Selected passage
(begin)
Area forecast discussion
National Weather Service Denver/Boulder Colorado
242 PM MDT Wed may 24 2017

Short term...(this evening through thursday)
issued at 242 PM MDT Wed may 24 2017

A ridge of high pressure aloft combined with an impressive 700 mb
thermal ridge has allowed temperatures to warm nicely into the
low 80s across the plains of Colorado this afternoon with 60s in
the mountains. The warm and dry conditions will change by tomorrow
as a storm system across the Pacific northwest will flatten the
ridge over Colorado tonight and ushering in lower heights
throughout the day Thursday. This will result in cooler
temperatures area wide and a decent chance of thunderstorms.

Tonight skies will remain mostly clear and the gusty west winds
occurring now will diminish later this evening as the atmosphere
decouples with the loss of solar heating and a lack of a
significant surface pressure gradient. Given how warm it is this
afternoon overnight lows will only drop to the mid 50s across the
plains and I-25 urban corridor, with upper 30s to 40s in the
mountains.

The changes in the weather should reach the mountains first
beginning late morning Thursday with the arrival of cold advection
at 700 mb, driven by a 700 mb low moving across Wyoming. 700 mb
temps cool 5-8 degc across the northern 1/4 of Colorado from
overnight into midday Thursday. Cooling also occurs in the mid
levels as the 500 mb low moves from Idaho into Wyoming by midday
Thursday. All this cooling aloft occurring during Max surface
heating will generate a fair amount of convective instability
across our area by early afternoon. Early Thursday there should
also be a weak surface cool front that moves from NE Colorado
towards the foothills. Behind (east of) the front slightly cooler
temperatures and east-northeast winds will exist, as well as much
more moist low-level air, with dewpoints in the upper 40s to near
50. How far west the boundary makes it will play a role on where
thunderstorms will form. They could form along the surface
boundary itself during peak heating because of good convergence
along the boundary with drier, west winds ahead of the front.
Storms should also form early afternoon across the higher terrain
as the pool of cold air aloft is advection into northern Colorado.
Those storms would move east across the plains given the west-
southwest storm-level flow. Feel that across Weld and Larimer
counties, closest to the cold air aloft, the surface front should
initiate convection there early afternoon and move southeast
along the frontal boundary. Elsewhere, storms that move off the
higher terrain may have trouble sustaining themselves if they
encounter the dry air west of the cold front if the cold front
does not make it to the foothills by mid afternoon. In the moist
air behind the front MLCAPE should exceed 1000 j/kg, and any
convection that develops along and east of the front could be
capable of small hail and gusty winds. Deep layer wind shear would
also support organized storms. Storm coverage across the plains
depends on the location of the front but chances of thunderstorms
are in the forecast for much of the area north of I-70, highest
across Larimer/Weld counties where the best instability and
convective forcing should be. The mountains, especially along and
north of I-70, have a good chance of diurnal convection Thursday
afternoon. Snow levels will remain above 11.5kft tomorrow during
the convective precipitation so am not expecting any impacts from
the snow. With convection and cool outflow, increased cloud cover,
and the weak cool front...Thursday will be a cooler day across
the area with 70s on the plains and 50s to mid 60s expected in the
mountains.
(end)
The problem
In the forecast discussion, above what height will snow levels stay on Thursday?

Listed records
(begin)
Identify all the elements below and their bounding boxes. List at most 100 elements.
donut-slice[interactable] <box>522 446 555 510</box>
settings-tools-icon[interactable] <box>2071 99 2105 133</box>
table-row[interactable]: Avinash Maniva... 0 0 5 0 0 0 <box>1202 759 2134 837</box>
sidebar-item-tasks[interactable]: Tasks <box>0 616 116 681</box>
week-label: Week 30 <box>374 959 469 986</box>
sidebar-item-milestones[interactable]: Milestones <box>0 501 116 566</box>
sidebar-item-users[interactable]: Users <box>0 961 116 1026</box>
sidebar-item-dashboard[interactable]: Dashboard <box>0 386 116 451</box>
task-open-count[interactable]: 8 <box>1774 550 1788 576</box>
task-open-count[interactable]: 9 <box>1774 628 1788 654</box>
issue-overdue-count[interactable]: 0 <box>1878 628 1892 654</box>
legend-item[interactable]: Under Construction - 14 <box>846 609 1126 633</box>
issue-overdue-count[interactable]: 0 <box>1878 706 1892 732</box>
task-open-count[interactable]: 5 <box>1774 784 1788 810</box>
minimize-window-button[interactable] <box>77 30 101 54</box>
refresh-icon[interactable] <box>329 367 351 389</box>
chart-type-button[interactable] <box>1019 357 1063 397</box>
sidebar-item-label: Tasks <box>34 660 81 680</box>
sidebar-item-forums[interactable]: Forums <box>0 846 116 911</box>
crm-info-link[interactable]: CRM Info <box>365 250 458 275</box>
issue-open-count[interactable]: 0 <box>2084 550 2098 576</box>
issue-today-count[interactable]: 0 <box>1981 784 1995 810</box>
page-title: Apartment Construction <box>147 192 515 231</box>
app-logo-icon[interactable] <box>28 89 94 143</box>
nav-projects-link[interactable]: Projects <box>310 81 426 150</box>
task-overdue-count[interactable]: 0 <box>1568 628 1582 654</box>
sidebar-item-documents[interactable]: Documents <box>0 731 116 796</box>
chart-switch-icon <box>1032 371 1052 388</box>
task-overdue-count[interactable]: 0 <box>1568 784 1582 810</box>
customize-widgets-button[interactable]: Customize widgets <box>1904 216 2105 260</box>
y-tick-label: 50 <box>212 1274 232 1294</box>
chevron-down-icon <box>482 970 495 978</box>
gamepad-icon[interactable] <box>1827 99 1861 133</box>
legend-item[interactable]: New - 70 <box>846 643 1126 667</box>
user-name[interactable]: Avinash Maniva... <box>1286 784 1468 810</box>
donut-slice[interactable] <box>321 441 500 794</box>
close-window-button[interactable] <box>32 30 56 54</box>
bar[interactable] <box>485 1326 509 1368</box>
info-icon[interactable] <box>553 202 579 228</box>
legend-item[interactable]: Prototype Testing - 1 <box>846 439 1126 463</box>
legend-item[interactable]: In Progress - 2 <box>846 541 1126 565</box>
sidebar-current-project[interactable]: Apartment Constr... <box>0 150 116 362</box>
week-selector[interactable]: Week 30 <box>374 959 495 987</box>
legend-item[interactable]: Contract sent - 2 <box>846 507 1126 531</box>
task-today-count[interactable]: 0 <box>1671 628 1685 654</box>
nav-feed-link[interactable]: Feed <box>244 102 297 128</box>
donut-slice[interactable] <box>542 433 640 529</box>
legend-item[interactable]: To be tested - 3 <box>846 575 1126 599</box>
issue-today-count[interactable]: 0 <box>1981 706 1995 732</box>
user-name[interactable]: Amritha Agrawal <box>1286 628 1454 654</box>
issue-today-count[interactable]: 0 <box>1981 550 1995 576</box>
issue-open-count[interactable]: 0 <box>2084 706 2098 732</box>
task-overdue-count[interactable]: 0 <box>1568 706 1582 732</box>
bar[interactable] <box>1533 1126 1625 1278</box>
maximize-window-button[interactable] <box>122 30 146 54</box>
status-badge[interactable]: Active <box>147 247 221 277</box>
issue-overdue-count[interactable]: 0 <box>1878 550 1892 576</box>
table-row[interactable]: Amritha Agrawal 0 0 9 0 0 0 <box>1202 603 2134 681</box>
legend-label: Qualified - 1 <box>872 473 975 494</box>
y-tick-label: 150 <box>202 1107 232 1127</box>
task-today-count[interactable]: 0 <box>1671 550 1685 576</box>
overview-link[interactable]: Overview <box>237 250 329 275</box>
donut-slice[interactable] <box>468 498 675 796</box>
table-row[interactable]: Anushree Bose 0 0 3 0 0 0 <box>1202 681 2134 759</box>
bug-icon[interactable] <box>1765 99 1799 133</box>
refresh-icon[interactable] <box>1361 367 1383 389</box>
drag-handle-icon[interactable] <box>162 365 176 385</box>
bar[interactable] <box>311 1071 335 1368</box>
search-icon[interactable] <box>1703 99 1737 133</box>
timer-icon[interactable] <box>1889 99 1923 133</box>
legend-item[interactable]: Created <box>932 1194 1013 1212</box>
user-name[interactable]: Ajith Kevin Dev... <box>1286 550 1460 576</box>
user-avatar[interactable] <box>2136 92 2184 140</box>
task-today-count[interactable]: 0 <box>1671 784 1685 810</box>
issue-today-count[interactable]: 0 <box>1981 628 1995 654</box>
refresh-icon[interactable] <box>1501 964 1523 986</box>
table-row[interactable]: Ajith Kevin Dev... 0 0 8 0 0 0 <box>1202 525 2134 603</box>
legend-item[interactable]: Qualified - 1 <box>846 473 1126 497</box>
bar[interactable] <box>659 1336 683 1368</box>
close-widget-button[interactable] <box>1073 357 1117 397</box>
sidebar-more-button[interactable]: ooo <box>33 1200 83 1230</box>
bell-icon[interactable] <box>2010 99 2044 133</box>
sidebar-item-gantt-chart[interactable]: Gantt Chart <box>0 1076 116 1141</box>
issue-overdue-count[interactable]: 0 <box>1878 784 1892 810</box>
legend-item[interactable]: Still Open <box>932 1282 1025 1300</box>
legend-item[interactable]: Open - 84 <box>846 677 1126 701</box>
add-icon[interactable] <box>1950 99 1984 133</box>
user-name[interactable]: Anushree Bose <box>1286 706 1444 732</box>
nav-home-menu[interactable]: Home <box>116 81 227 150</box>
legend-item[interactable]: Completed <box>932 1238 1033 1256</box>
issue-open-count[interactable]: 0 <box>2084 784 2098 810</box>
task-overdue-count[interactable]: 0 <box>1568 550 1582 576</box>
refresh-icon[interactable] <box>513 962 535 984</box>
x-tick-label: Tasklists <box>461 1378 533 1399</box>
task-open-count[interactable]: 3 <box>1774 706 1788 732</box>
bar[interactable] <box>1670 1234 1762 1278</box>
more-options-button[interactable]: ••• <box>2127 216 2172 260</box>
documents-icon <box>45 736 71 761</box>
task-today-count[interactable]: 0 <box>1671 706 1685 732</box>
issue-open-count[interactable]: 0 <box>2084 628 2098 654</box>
(end)
Final result
Above 11.5 kft.